→ Work instructions: Without including any images, reproduce each entry exactly.

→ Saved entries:
□ □ □ □ □

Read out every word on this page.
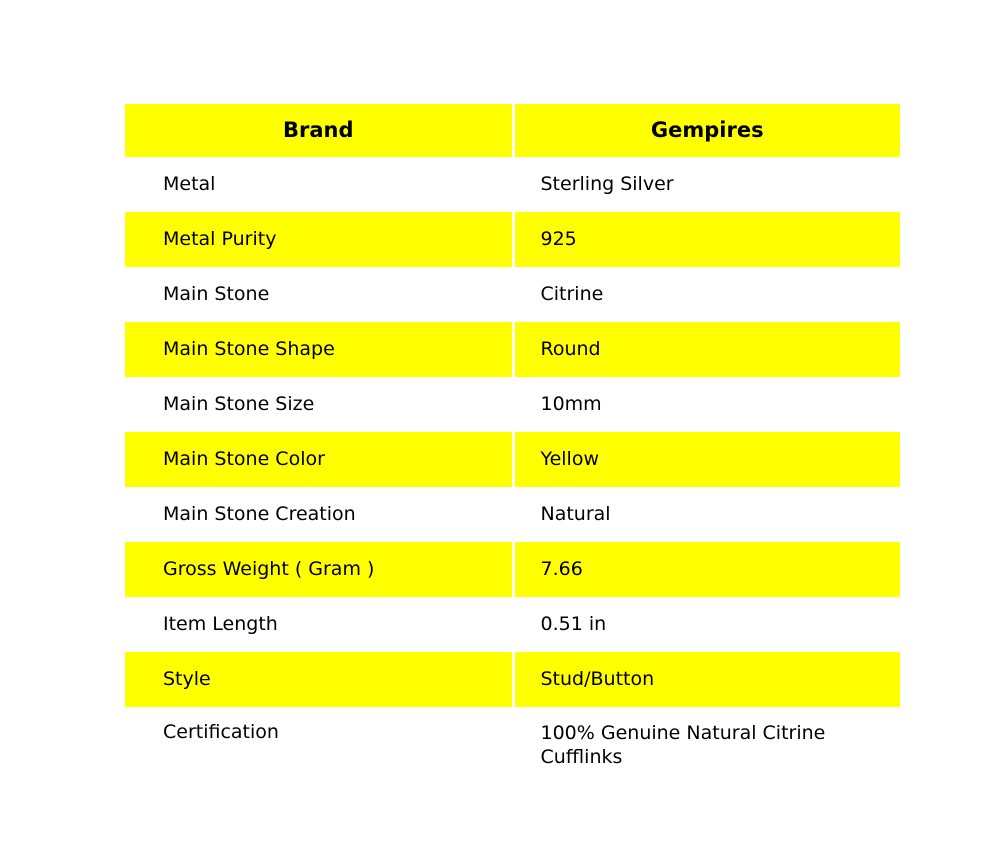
Brand	Gempires
Metal	Sterling Silver
Metal Purity	925
Main Stone	Citrine
Main Stone Shape	Round
Main Stone Size	10mm
Main Stone Color	Yellow
Main Stone Creation	Natural
Gross Weight ( Gram )	7.66
Item Length	0.51 in
Style	Stud/Button
Certification	100% Genuine Natural Citrine Cufflinks
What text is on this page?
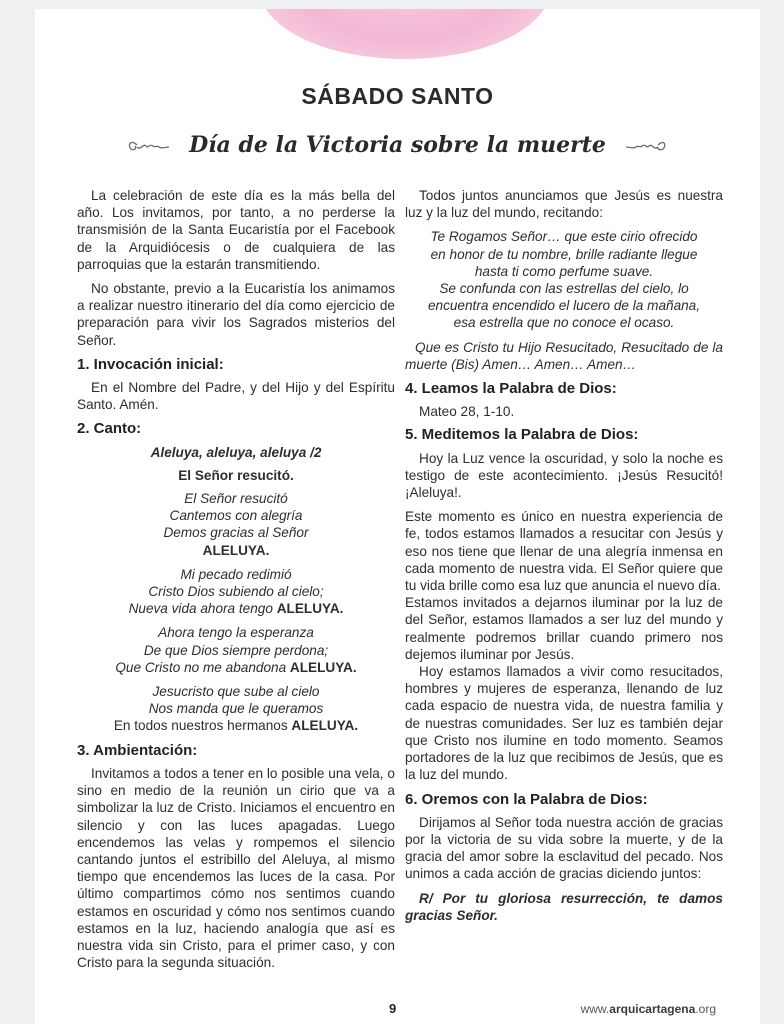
SÁBADO SANTO
Día de la Victoria sobre la muerte

La celebración de este día es la más bella del año. Los invitamos, por tanto, a no perderse la transmisión de la Santa Eucaristía por el Facebook de la Arquidiócesis o de cualquiera de las parroquias que la estarán transmitiendo.

No obstante, previo a la Eucaristía los animamos a realizar nuestro itinerario del día como ejercicio de preparación para vivir los Sagrados misterios del Señor.

1. Invocación inicial:

En el Nombre del Padre, y del Hijo y del Espíritu Santo. Amén.

2. Canto:

Aleluya, aleluya, aleluya /2

El Señor resucitó.

El Señor resucitó
Cantemos con alegría
Demos gracias al Señor
ALELUYA.
Mi pecado redimió
Cristo Dios subiendo al cielo;
Nueva vida ahora tengo ALELUYA.
Ahora tengo la esperanza
De que Dios siempre perdona;
Que Cristo no me abandona ALELUYA.
Jesucristo que sube al cielo
Nos manda que le queramos
En todos nuestros hermanos ALELUYA.
3. Ambientación:

Invitamos a todos a tener en lo posible una vela, o sino en medio de la reunión un cirio que va a simbolizar la luz de Cristo. Iniciamos el encuentro en silencio y con las luces apagadas. Luego encendemos las velas y rompemos el silencio cantando juntos el estribillo del Aleluya, al mismo tiempo que encendemos las luces de la casa. Por último compartimos cómo nos sentimos cuando estamos en oscuridad y cómo nos sentimos cuando estamos en la luz, haciendo analogía que así es nuestra vida sin Cristo, para el primer caso, y con Cristo para la segunda situación.

Todos juntos anunciamos que Jesús es nuestra luz y la luz del mundo, recitando:

Te Rogamos Señor… que este cirio ofrecido
en honor de tu nombre, brille radiante llegue
hasta ti como perfume suave.
Se confunda con las estrellas del cielo, lo
encuentra encendido el lucero de la mañana,
esa estrella que no conoce el ocaso.

Que es Cristo tu Hijo Resucitado, Resucitado de la muerte (Bis) Amen… Amen… Amen…

4. Leamos la Palabra de Dios:

Mateo 28, 1-10.

5. Meditemos la Palabra de Dios:

Hoy la Luz vence la oscuridad, y solo la noche es testigo de este acontecimiento. ¡Jesús Resucitó! ¡Aleluya!.

Este momento es único en nuestra experiencia de fe, todos estamos llamados a resucitar con Jesús y eso nos tiene que llenar de una alegría inmensa en cada momento de nuestra vida. El Señor quiere que tu vida brille como esa luz que anuncia el nuevo día.

Estamos invitados a dejarnos iluminar por la luz de del Señor, estamos llamados a ser luz del mundo y realmente podremos brillar cuando primero nos dejemos iluminar por Jesús.

Hoy estamos llamados a vivir como resucitados, hombres y mujeres de esperanza, llenando de luz cada espacio de nuestra vida, de nuestra familia y de nuestras comunidades. Ser luz es también dejar que Cristo nos ilumine en todo momento. Seamos portadores de la luz que recibimos de Jesús, que es la luz del mundo.

6. Oremos con la Palabra de Dios:

Dirijamos al Señor toda nuestra acción de gracias por la victoria de su vida sobre la muerte, y de la gracia del amor sobre la esclavitud del pecado. Nos unimos a cada acción de gracias diciendo juntos:

R/ Por tu gloriosa resurrección, te damos gracias Señor.

9	www.arquicartagena.org
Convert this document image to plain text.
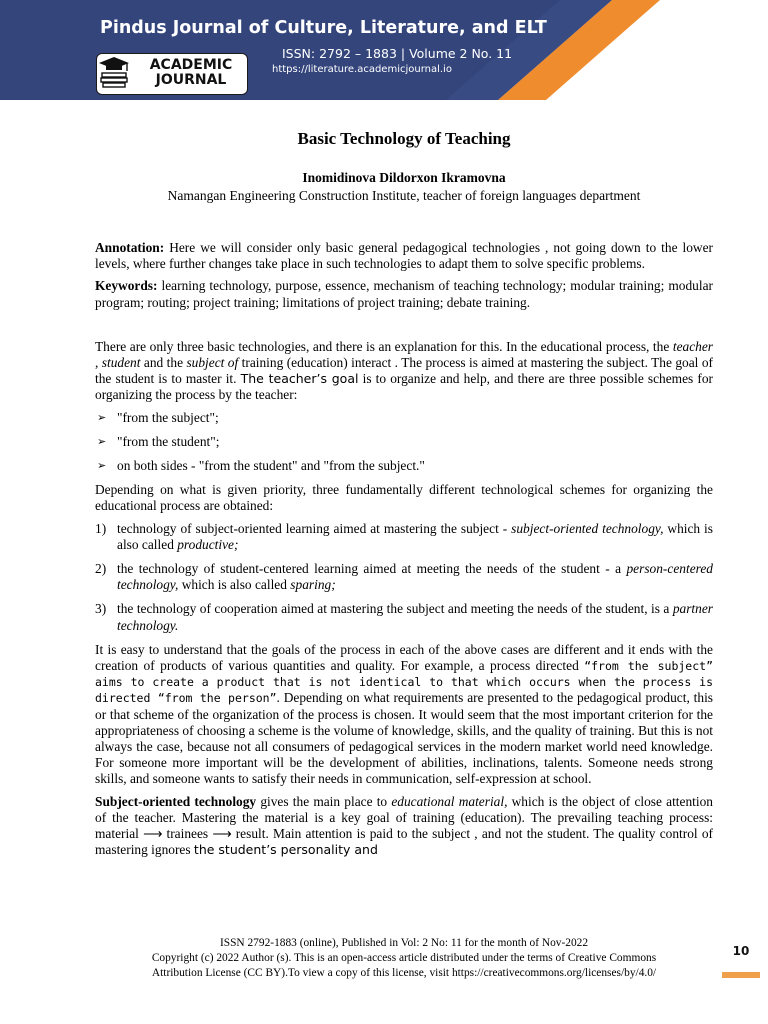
Pindus Journal of Culture, Literature, and ELT
ISSN: 2792 – 1883 | Volume 2 No. 11
https://literature.academicjournal.io
ACADEMIC
JOURNAL
Basic Technology of Teaching
Inomidinova Dildorxon Ikramovna
Namangan Engineering Construction Institute, teacher of foreign languages department

Annotation: Here we will consider only basic general pedagogical technologies , not going down to the lower levels, where further changes take place in such technologies to adapt them to solve specific problems.

Keywords: learning technology, purpose, essence, mechanism of teaching technology; modular training; modular program; routing; project training; limitations of project training; debate training.

There are only three basic technologies, and there is an explanation for this. In the educational process, the teacher , student and the subject of training (education) interact . The process is aimed at mastering the subject. The goal of the student is to master it. The teacher’s goal is to organize and help, and there are three possible schemes for organizing the process by the teacher:

➢ "from the subject";
➢ "from the student";
➢ on both sides - "from the student" and "from the subject."

Depending on what is given priority, three fundamentally different technological schemes for organizing the educational process are obtained:

1) technology of subject-oriented learning aimed at mastering the subject - subject-oriented technology, which is also called productive;
2) the technology of student-centered learning aimed at meeting the needs of the student - a person-centered technology, which is also called sparing;
3) the technology of cooperation aimed at mastering the subject and meeting the needs of the student, is a partner technology.

It is easy to understand that the goals of the process in each of the above cases are different and it ends with the creation of products of various quantities and quality. For example, a process directed “from the subject” aims to create a product that is not identical to that which occurs when the process is directed “from the person”. Depending on what requirements are presented to the pedagogical product, this or that scheme of the organization of the process is chosen. It would seem that the most important criterion for the appropriateness of choosing a scheme is the volume of knowledge, skills, and the quality of training. But this is not always the case, because not all consumers of pedagogical services in the modern market world need knowledge. For someone more important will be the development of abilities, inclinations, talents. Someone needs strong skills, and someone wants to satisfy their needs in communication, self-expression at school.

Subject-oriented technology gives the main place to educational material, which is the object of close attention of the teacher. Mastering the material is a key goal of training (education). The prevailing teaching process: material ⟶ trainees ⟶ result. Main attention is paid to the subject , and not the student. The quality control of mastering ignores the student’s personality and

ISSN 2792-1883 (online), Published in Vol: 2 No: 11 for the month of Nov-2022
Copyright (c) 2022 Author (s). This is an open-access article distributed under the terms of Creative Commons
Attribution License (CC BY).To view a copy of this license, visit https://creativecommons.org/licenses/by/4.0/
10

□ □ □ □ □

→ Exercise output:
Read out every word on this page.
Brand	Gempires
Metal	Sterling Silver
Metal Purity	925
Main Stone	Citrine
Main Stone Shape	Round
Main Stone Size	10mm
Main Stone Color	Yellow
Main Stone Creation	Natural
Gross Weight ( Gram )	7.66
Item Length	0.51 in
Style	Stud/Button
Certification	100% Genuine Natural Citrine Cufflinks
What text is on this page?
SÁBADO SANTO
Día de la Victoria sobre la muerte

La celebración de este día es la más bella del año. Los invitamos, por tanto, a no perderse la transmisión de la Santa Eucaristía por el Facebook de la Arquidiócesis o de cualquiera de las parroquias que la estarán transmitiendo.

No obstante, previo a la Eucaristía los animamos a realizar nuestro itinerario del día como ejercicio de preparación para vivir los Sagrados misterios del Señor.

1. Invocación inicial:

En el Nombre del Padre, y del Hijo y del Espíritu Santo. Amén.

2. Canto:

Aleluya, aleluya, aleluya /2

El Señor resucitó.

El Señor resucitó
Cantemos con alegría
Demos gracias al Señor
ALELUYA.
Mi pecado redimió
Cristo Dios subiendo al cielo;
Nueva vida ahora tengo ALELUYA.
Ahora tengo la esperanza
De que Dios siempre perdona;
Que Cristo no me abandona ALELUYA.
Jesucristo que sube al cielo
Nos manda que le queramos
En todos nuestros hermanos ALELUYA.
3. Ambientación:

Invitamos a todos a tener en lo posible una vela, o sino en medio de la reunión un cirio que va a simbolizar la luz de Cristo. Iniciamos el encuentro en silencio y con las luces apagadas. Luego encendemos las velas y rompemos el silencio cantando juntos el estribillo del Aleluya, al mismo tiempo que encendemos las luces de la casa. Por último compartimos cómo nos sentimos cuando estamos en oscuridad y cómo nos sentimos cuando estamos en la luz, haciendo analogía que así es nuestra vida sin Cristo, para el primer caso, y con Cristo para la segunda situación.

Todos juntos anunciamos que Jesús es nuestra luz y la luz del mundo, recitando:

Te Rogamos Señor… que este cirio ofrecido
en honor de tu nombre, brille radiante llegue
hasta ti como perfume suave.
Se confunda con las estrellas del cielo, lo
encuentra encendido el lucero de la mañana,
esa estrella que no conoce el ocaso.

Que es Cristo tu Hijo Resucitado, Resucitado de la muerte (Bis) Amen… Amen… Amen…

4. Leamos la Palabra de Dios:

Mateo 28, 1-10.

5. Meditemos la Palabra de Dios:

Hoy la Luz vence la oscuridad, y solo la noche es testigo de este acontecimiento. ¡Jesús Resucitó! ¡Aleluya!.

Este momento es único en nuestra experiencia de fe, todos estamos llamados a resucitar con Jesús y eso nos tiene que llenar de una alegría inmensa en cada momento de nuestra vida. El Señor quiere que tu vida brille como esa luz que anuncia el nuevo día.

Estamos invitados a dejarnos iluminar por la luz de del Señor, estamos llamados a ser luz del mundo y realmente podremos brillar cuando primero nos dejemos iluminar por Jesús.

Hoy estamos llamados a vivir como resucitados, hombres y mujeres de esperanza, llenando de luz cada espacio de nuestra vida, de nuestra familia y de nuestras comunidades. Ser luz es también dejar que Cristo nos ilumine en todo momento. Seamos portadores de la luz que recibimos de Jesús, que es la luz del mundo.

6. Oremos con la Palabra de Dios:

Dirijamos al Señor toda nuestra acción de gracias por la victoria de su vida sobre la muerte, y de la gracia del amor sobre la esclavitud del pecado. Nos unimos a cada acción de gracias diciendo juntos:

R/ Por tu gloriosa resurrección, te damos gracias Señor.

9	www.arquicartagena.org
Convert this document image to plain text.
Pindus Journal of Culture, Literature, and ELT
ISSN: 2792 – 1883 | Volume 2 No. 11
https://literature.academicjournal.io
ACADEMIC
JOURNAL
Basic Technology of Teaching
Inomidinova Dildorxon Ikramovna
Namangan Engineering Construction Institute, teacher of foreign languages department

Annotation: Here we will consider only basic general pedagogical technologies , not going down to the lower levels, where further changes take place in such technologies to adapt them to solve specific problems.

Keywords: learning technology, purpose, essence, mechanism of teaching technology; modular training; modular program; routing; project training; limitations of project training; debate training.

There are only three basic technologies, and there is an explanation for this. In the educational process, the teacher , student and the subject of training (education) interact . The process is aimed at mastering the subject. The goal of the student is to master it. The teacher’s goal is to organize and help, and there are three possible schemes for organizing the process by the teacher:

➢ "from the subject";
➢ "from the student";
➢ on both sides - "from the student" and "from the subject."

Depending on what is given priority, three fundamentally different technological schemes for organizing the educational process are obtained:

1) technology of subject-oriented learning aimed at mastering the subject - subject-oriented technology, which is also called productive;
2) the technology of student-centered learning aimed at meeting the needs of the student - a person-centered technology, which is also called sparing;
3) the technology of cooperation aimed at mastering the subject and meeting the needs of the student, is a partner technology.

It is easy to understand that the goals of the process in each of the above cases are different and it ends with the creation of products of various quantities and quality. For example, a process directed “from the subject” aims to create a product that is not identical to that which occurs when the process is directed “from the person”. Depending on what requirements are presented to the pedagogical product, this or that scheme of the organization of the process is chosen. It would seem that the most important criterion for the appropriateness of choosing a scheme is the volume of knowledge, skills, and the quality of training. But this is not always the case, because not all consumers of pedagogical services in the modern market world need knowledge. For someone more important will be the development of abilities, inclinations, talents. Someone needs strong skills, and someone wants to satisfy their needs in communication, self-expression at school.

Subject-oriented technology gives the main place to educational material, which is the object of close attention of the teacher. Mastering the material is a key goal of training (education). The prevailing teaching process: material ⟶ trainees ⟶ result. Main attention is paid to the subject , and not the student. The quality control of mastering ignores the student’s personality and

ISSN 2792-1883 (online), Published in Vol: 2 No: 11 for the month of Nov-2022
Copyright (c) 2022 Author (s). This is an open-access article distributed under the terms of Creative Commons
Attribution License (CC BY).To view a copy of this license, visit https://creativecommons.org/licenses/by/4.0/
10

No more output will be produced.